Saved entries
————

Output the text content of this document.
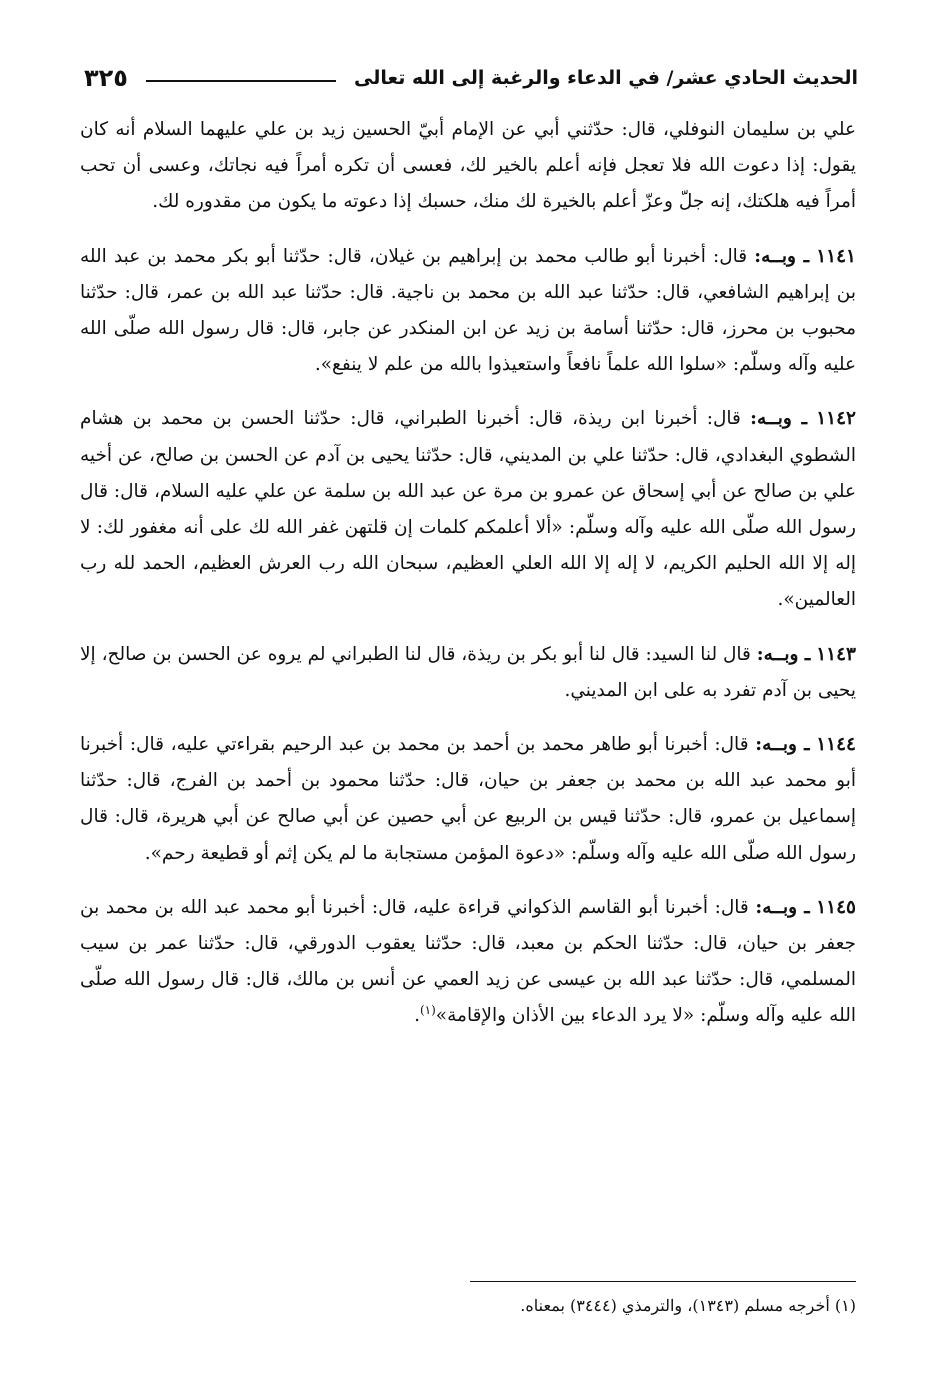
٣٢٥	الحديث الحادي عشر/ في الدعاء والرغبة إلى الله تعالى

علي بن سليمان النوفلي، قال: حدّثني أبي عن الإمام أبيّ الحسين زيد بن علي عليهما السلام أنه كان يقول: إذا دعوت الله فلا تعجل فإنه أعلم بالخير لك، فعسى أن تكره أمراً فيه نجاتك، وعسى أن تحب أمراً فيه هلكتك، إنه جلّ وعزّ أعلم بالخيرة لك منك، حسبك إذا دعوته ما يكون من مقدوره لك.

١١٤١ ـ وبــه: قال: أخبرنا أبو طالب محمد بن إبراهيم بن غيلان، قال: حدّثنا أبو بكر محمد بن عبد الله بن إبراهيم الشافعي، قال: حدّثنا عبد الله بن محمد بن ناجية. قال: حدّثنا عبد الله بن عمر، قال: حدّثنا محبوب بن محرز، قال: حدّثنا أسامة بن زيد عن ابن المنكدر عن جابر، قال: قال رسول الله صلّى الله عليه وآله وسلّم: «سلوا الله علماً نافعاً واستعيذوا بالله من علم لا ينفع».

١١٤٢ ـ وبــه: قال: أخبرنا ابن ريذة، قال: أخبرنا الطبراني، قال: حدّثنا الحسن بن محمد بن هشام الشطوي البغدادي، قال: حدّثنا علي بن المديني، قال: حدّثنا يحيى بن آدم عن الحسن بن صالح، عن أخيه علي بن صالح عن أبي إسحاق عن عمرو بن مرة عن عبد الله بن سلمة عن علي عليه السلام، قال: قال رسول الله صلّى الله عليه وآله وسلّم: «ألا أعلمكم كلمات إن قلتهن غفر الله لك على أنه مغفور لك: لا إله إلا الله الحليم الكريم، لا إله إلا الله العلي العظيم، سبحان الله رب العرش العظيم، الحمد لله رب العالمين».

١١٤٣ ـ وبــه: قال لنا السيد: قال لنا أبو بكر بن ريذة، قال لنا الطبراني لم يروه عن الحسن بن صالح، إلا يحيى بن آدم تفرد به على ابن المديني.

١١٤٤ ـ وبــه: قال: أخبرنا أبو طاهر محمد بن أحمد بن محمد بن عبد الرحيم بقراءتي عليه، قال: أخبرنا أبو محمد عبد الله بن محمد بن جعفر بن حيان، قال: حدّثنا محمود بن أحمد بن الفرج، قال: حدّثنا إسماعيل بن عمرو، قال: حدّثنا قيس بن الربيع عن أبي حصين عن أبي صالح عن أبي هريرة، قال: قال رسول الله صلّى الله عليه وآله وسلّم: «دعوة المؤمن مستجابة ما لم يكن إثم أو قطيعة رحم».

١١٤٥ ـ وبــه: قال: أخبرنا أبو القاسم الذكواني قراءة عليه، قال: أخبرنا أبو محمد عبد الله بن محمد بن جعفر بن حيان، قال: حدّثنا الحكم بن معبد، قال: حدّثنا يعقوب الدورقي، قال: حدّثنا عمر بن سيب المسلمي، قال: حدّثنا عبد الله بن عيسى عن زيد العمي عن أنس بن مالك، قال: قال رسول الله صلّى الله عليه وآله وسلّم: «لا يرد الدعاء بين الأذان والإقامة»$^{(١)}$.

(١) أخرجه مسلم (١٣٤٣)، والترمذي (٣٤٤٤) بمعناه.
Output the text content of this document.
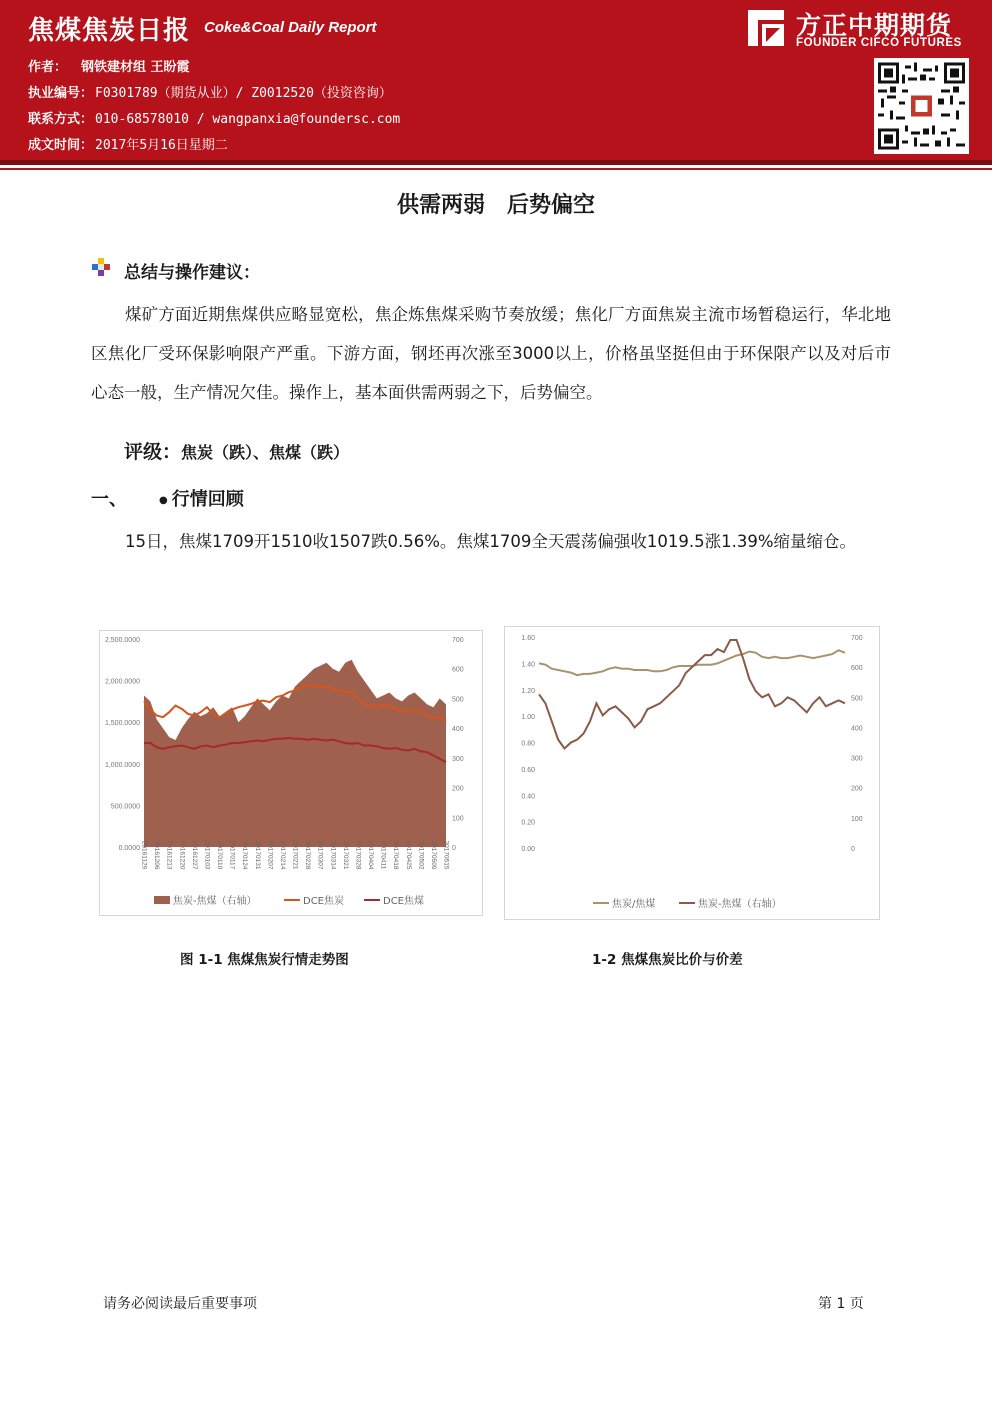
焦煤焦炭日报 Coke&Coal Daily Report	方正中期期货
FOUNDER CIFCO FUTURES
作者： 钢铁建材组 王盼霞
执业编号： F0301789（期货从业）/ Z0012520（投资咨询）
联系方式： 010-68578010 / wangpanxia@foundersc.com
成文时间： 2017年5月16日星期二
供需两弱　后势偏空
总结与操作建议：
煤矿方面近期焦煤供应略显宽松，焦企炼焦煤采购节奏放缓；焦化厂方面焦炭主流市场暂稳运行，华北地区焦化厂受环保影响限产严重。下游方面，钢坯再次涨至3000以上，价格虽坚挺但由于环保限产以及对后市心态一般，生产情况欠佳。操作上，基本面供需两弱之下，后势偏空。
评级：焦炭（跌）、焦煤（跌）
一、	● 行情回顾
15日，焦煤1709开1510收1507跌0.56%。焦煤1709全天震荡偏强收1019.5涨1.39%缩量缩仓。
2,500.0000
2,000.0000
1,500.0000
1,000.0000
500.0000
0.0000
700
600
500
400
300
200
100
0
20161129 20161206 20161213 20161220 20161227 20170103 20170110 20170117 20170124 20170131 20170207 20170214 20170221 20170228 20170307 20170314 20170321 20170328 20170404 20170411 20170418 20170425 20170502 20170509 20170515
焦炭-焦煤（右轴）	DCE焦炭	DCE焦煤
1.60
1.40
1.20
1.00
0.80
0.60
0.40
0.20
0.00
700
600
500
400
300
200
100
0
焦炭/焦煤	焦炭-焦煤（右轴）
图 1-1 焦煤焦炭行情走势图	1-2 焦煤焦炭比价与价差
请务必阅读最后重要事项	第 1 页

————

__What the exercise asks__
Restate each of the entries above word for word and skip every image.

__Reply to the task__
Output the text content of this document.
٣٢٥	الحديث الحادي عشر/ في الدعاء والرغبة إلى الله تعالى

علي بن سليمان النوفلي، قال: حدّثني أبي عن الإمام أبيّ الحسين زيد بن علي عليهما السلام أنه كان يقول: إذا دعوت الله فلا تعجل فإنه أعلم بالخير لك، فعسى أن تكره أمراً فيه نجاتك، وعسى أن تحب أمراً فيه هلكتك، إنه جلّ وعزّ أعلم بالخيرة لك منك، حسبك إذا دعوته ما يكون من مقدوره لك.

١١٤١ ـ وبــه: قال: أخبرنا أبو طالب محمد بن إبراهيم بن غيلان، قال: حدّثنا أبو بكر محمد بن عبد الله بن إبراهيم الشافعي، قال: حدّثنا عبد الله بن محمد بن ناجية. قال: حدّثنا عبد الله بن عمر، قال: حدّثنا محبوب بن محرز، قال: حدّثنا أسامة بن زيد عن ابن المنكدر عن جابر، قال: قال رسول الله صلّى الله عليه وآله وسلّم: «سلوا الله علماً نافعاً واستعيذوا بالله من علم لا ينفع».

١١٤٢ ـ وبــه: قال: أخبرنا ابن ريذة، قال: أخبرنا الطبراني، قال: حدّثنا الحسن بن محمد بن هشام الشطوي البغدادي، قال: حدّثنا علي بن المديني، قال: حدّثنا يحيى بن آدم عن الحسن بن صالح، عن أخيه علي بن صالح عن أبي إسحاق عن عمرو بن مرة عن عبد الله بن سلمة عن علي عليه السلام، قال: قال رسول الله صلّى الله عليه وآله وسلّم: «ألا أعلمكم كلمات إن قلتهن غفر الله لك على أنه مغفور لك: لا إله إلا الله الحليم الكريم، لا إله إلا الله العلي العظيم، سبحان الله رب العرش العظيم، الحمد لله رب العالمين».

١١٤٣ ـ وبــه: قال لنا السيد: قال لنا أبو بكر بن ريذة، قال لنا الطبراني لم يروه عن الحسن بن صالح، إلا يحيى بن آدم تفرد به على ابن المديني.

١١٤٤ ـ وبــه: قال: أخبرنا أبو طاهر محمد بن أحمد بن محمد بن عبد الرحيم بقراءتي عليه، قال: أخبرنا أبو محمد عبد الله بن محمد بن جعفر بن حيان، قال: حدّثنا محمود بن أحمد بن الفرج، قال: حدّثنا إسماعيل بن عمرو، قال: حدّثنا قيس بن الربيع عن أبي حصين عن أبي صالح عن أبي هريرة، قال: قال رسول الله صلّى الله عليه وآله وسلّم: «دعوة المؤمن مستجابة ما لم يكن إثم أو قطيعة رحم».

١١٤٥ ـ وبــه: قال: أخبرنا أبو القاسم الذكواني قراءة عليه، قال: أخبرنا أبو محمد عبد الله بن محمد بن جعفر بن حيان، قال: حدّثنا الحكم بن معبد، قال: حدّثنا يعقوب الدورقي، قال: حدّثنا عمر بن سيب المسلمي، قال: حدّثنا عبد الله بن عيسى عن زيد العمي عن أنس بن مالك، قال: قال رسول الله صلّى الله عليه وآله وسلّم: «لا يرد الدعاء بين الأذان والإقامة»$^{(١)}$.

(١) أخرجه مسلم (١٣٤٣)، والترمذي (٣٤٤٤) بمعناه.
Output the text content of this document.
焦煤焦炭日报 Coke&Coal Daily Report	方正中期期货
FOUNDER CIFCO FUTURES
作者： 钢铁建材组 王盼霞
执业编号： F0301789（期货从业）/ Z0012520（投资咨询）
联系方式： 010-68578010 / wangpanxia@foundersc.com
成文时间： 2017年5月16日星期二
供需两弱　后势偏空
总结与操作建议：
煤矿方面近期焦煤供应略显宽松，焦企炼焦煤采购节奏放缓；焦化厂方面焦炭主流市场暂稳运行，华北地区焦化厂受环保影响限产严重。下游方面，钢坯再次涨至3000以上，价格虽坚挺但由于环保限产以及对后市心态一般，生产情况欠佳。操作上，基本面供需两弱之下，后势偏空。
评级：焦炭（跌）、焦煤（跌）
一、	● 行情回顾
15日，焦煤1709开1510收1507跌0.56%。焦煤1709全天震荡偏强收1019.5涨1.39%缩量缩仓。
2,500.0000
2,000.0000
1,500.0000
1,000.0000
500.0000
0.0000
700
600
500
400
300
200
100
0
20161129 20161206 20161213 20161220 20161227 20170103 20170110 20170117 20170124 20170131 20170207 20170214 20170221 20170228 20170307 20170314 20170321 20170328 20170404 20170411 20170418 20170425 20170502 20170509 20170515
焦炭-焦煤（右轴）	DCE焦炭	DCE焦煤
1.60
1.40
1.20
1.00
0.80
0.60
0.40
0.20
0.00
700
600
500
400
300
200
100
0
焦炭/焦煤	焦炭-焦煤（右轴）
图 1-1 焦煤焦炭行情走势图	1-2 焦煤焦炭比价与价差
请务必阅读最后重要事项	第 1 页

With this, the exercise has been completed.